• _Written problem_
Check every line below for the string "name", and copy the lines that contain it.

• _Figure record listings_
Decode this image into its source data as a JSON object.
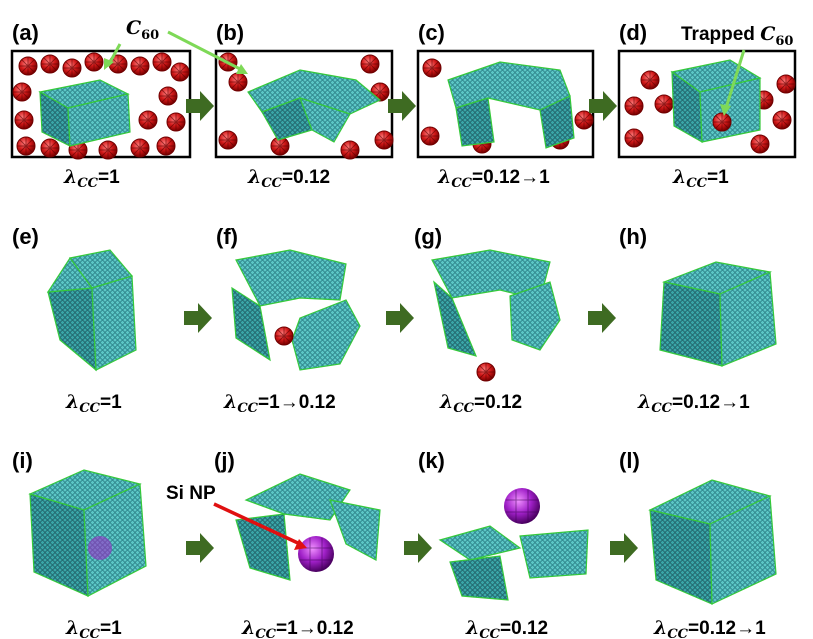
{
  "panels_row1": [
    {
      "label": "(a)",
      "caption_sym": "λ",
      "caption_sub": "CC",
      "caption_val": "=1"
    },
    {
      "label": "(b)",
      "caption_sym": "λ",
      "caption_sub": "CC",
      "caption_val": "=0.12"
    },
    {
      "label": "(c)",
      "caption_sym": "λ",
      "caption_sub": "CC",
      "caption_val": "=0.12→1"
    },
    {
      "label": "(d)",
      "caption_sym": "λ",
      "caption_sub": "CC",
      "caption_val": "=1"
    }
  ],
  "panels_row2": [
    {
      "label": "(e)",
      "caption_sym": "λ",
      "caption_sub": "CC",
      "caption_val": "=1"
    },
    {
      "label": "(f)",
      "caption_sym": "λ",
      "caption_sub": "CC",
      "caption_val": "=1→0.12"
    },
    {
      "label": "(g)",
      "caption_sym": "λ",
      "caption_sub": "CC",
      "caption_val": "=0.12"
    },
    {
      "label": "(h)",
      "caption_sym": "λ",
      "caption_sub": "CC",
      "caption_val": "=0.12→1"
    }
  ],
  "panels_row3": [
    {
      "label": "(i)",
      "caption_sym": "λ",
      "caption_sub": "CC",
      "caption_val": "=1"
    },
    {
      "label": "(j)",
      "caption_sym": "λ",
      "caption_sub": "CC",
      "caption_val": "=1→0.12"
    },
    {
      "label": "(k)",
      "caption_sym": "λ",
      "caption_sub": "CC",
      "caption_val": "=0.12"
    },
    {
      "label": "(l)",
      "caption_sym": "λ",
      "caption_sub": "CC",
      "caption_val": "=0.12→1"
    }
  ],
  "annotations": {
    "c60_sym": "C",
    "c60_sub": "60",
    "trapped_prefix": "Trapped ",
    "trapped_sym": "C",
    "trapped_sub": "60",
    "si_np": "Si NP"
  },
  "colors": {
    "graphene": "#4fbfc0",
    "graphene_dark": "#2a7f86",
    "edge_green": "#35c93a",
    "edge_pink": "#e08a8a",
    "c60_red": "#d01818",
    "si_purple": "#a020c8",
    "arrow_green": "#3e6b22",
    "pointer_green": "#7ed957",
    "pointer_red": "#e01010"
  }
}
...
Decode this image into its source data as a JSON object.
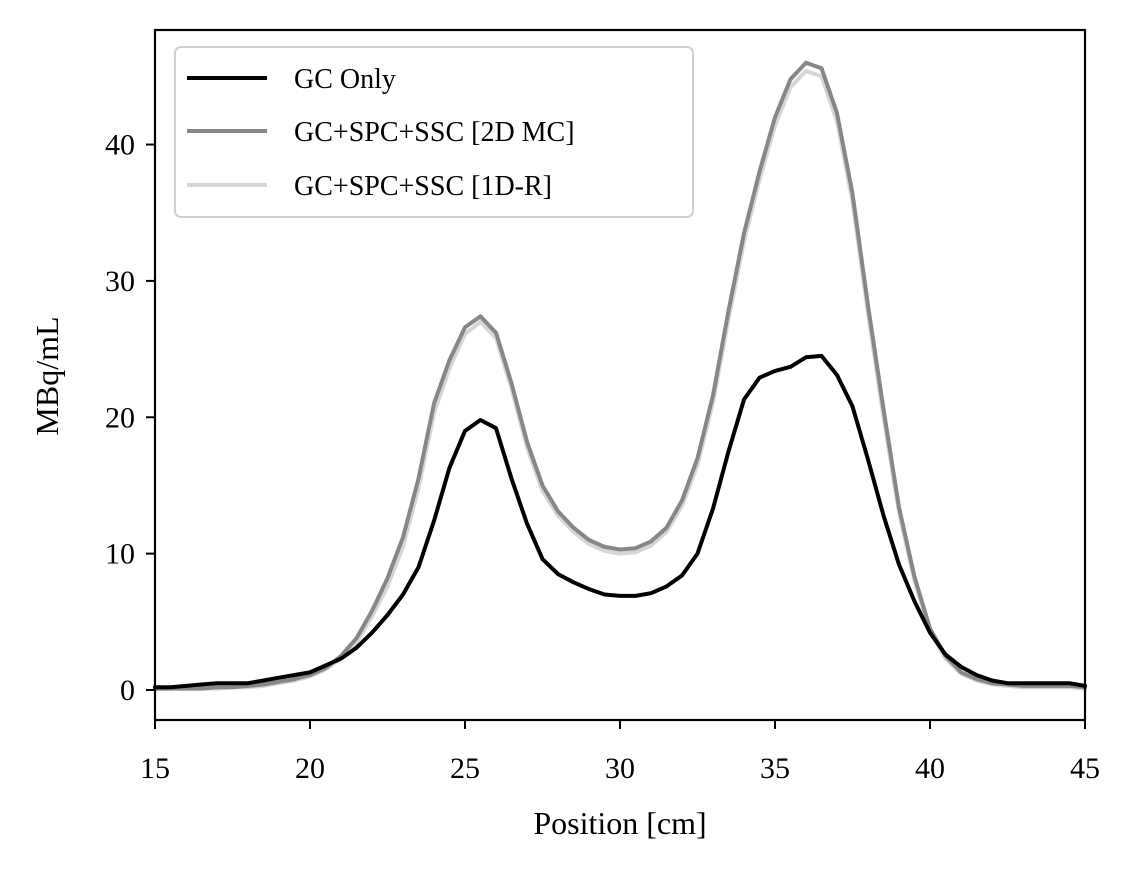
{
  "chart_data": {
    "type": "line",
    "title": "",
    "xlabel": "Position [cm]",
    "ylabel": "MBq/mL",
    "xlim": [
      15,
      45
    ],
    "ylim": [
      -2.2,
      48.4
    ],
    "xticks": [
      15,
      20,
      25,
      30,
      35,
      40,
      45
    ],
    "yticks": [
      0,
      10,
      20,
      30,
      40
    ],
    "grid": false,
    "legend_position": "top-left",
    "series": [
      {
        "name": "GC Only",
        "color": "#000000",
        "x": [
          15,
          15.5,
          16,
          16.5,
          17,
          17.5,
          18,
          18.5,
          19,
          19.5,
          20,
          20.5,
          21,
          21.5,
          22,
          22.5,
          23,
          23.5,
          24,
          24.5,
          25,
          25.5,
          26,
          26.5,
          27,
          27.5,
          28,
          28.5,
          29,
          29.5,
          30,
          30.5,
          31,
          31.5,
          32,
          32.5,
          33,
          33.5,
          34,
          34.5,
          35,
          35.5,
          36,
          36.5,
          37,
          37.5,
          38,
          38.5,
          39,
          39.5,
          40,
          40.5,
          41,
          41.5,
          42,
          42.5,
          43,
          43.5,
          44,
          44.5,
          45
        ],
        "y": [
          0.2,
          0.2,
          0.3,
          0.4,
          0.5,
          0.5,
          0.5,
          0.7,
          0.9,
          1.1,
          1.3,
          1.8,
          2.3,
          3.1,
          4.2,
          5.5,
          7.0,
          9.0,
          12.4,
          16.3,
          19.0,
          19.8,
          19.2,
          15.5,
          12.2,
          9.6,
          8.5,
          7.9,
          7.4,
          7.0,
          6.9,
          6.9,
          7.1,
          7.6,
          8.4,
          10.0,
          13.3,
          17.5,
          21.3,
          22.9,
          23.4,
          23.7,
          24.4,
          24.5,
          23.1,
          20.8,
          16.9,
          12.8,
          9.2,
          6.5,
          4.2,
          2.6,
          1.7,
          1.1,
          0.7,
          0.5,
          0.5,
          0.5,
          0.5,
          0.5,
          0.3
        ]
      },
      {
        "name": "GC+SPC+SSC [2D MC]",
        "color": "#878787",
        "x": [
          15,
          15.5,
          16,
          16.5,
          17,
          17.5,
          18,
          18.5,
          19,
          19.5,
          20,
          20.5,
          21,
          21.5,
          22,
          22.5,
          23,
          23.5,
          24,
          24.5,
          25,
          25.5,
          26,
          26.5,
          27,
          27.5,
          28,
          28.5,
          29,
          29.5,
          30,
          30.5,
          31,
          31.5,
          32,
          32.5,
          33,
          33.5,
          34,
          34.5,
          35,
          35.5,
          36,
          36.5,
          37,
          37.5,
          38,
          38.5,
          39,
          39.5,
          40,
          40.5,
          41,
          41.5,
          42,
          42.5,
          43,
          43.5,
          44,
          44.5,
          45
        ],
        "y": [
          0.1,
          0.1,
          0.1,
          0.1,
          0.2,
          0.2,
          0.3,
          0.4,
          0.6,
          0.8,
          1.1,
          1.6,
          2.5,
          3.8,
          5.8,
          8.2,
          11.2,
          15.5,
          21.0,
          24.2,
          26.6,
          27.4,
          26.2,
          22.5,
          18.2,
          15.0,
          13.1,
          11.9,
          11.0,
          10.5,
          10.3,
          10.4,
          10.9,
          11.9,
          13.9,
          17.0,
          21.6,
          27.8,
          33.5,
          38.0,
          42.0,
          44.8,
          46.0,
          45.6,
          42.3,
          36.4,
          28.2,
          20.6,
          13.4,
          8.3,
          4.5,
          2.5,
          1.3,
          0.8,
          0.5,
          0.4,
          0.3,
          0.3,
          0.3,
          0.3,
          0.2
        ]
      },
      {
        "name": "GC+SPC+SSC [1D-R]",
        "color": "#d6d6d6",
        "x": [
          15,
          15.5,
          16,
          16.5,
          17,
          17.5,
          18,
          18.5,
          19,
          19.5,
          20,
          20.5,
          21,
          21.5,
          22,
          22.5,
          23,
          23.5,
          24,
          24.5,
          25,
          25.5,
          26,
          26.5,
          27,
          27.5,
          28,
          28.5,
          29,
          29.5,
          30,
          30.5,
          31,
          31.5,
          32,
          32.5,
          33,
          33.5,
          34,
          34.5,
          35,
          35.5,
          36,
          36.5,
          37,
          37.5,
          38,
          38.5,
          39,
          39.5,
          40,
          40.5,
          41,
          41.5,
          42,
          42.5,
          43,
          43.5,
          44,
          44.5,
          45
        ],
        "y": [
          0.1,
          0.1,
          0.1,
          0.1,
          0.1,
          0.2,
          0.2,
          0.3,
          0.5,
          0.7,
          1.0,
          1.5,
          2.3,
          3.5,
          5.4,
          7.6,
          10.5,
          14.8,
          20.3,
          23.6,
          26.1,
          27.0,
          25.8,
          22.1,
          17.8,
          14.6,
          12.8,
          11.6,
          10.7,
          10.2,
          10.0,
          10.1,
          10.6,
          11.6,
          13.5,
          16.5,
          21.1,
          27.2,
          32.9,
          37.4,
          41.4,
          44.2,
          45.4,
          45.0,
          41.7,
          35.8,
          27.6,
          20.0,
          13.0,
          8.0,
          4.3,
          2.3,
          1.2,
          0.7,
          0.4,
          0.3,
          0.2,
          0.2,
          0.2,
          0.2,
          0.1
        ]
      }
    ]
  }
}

• _Solution_
        "name": "GC Only",
        "name": "GC+SPC+SSC [2D MC]",
        "name": "GC+SPC+SSC [1D-R]",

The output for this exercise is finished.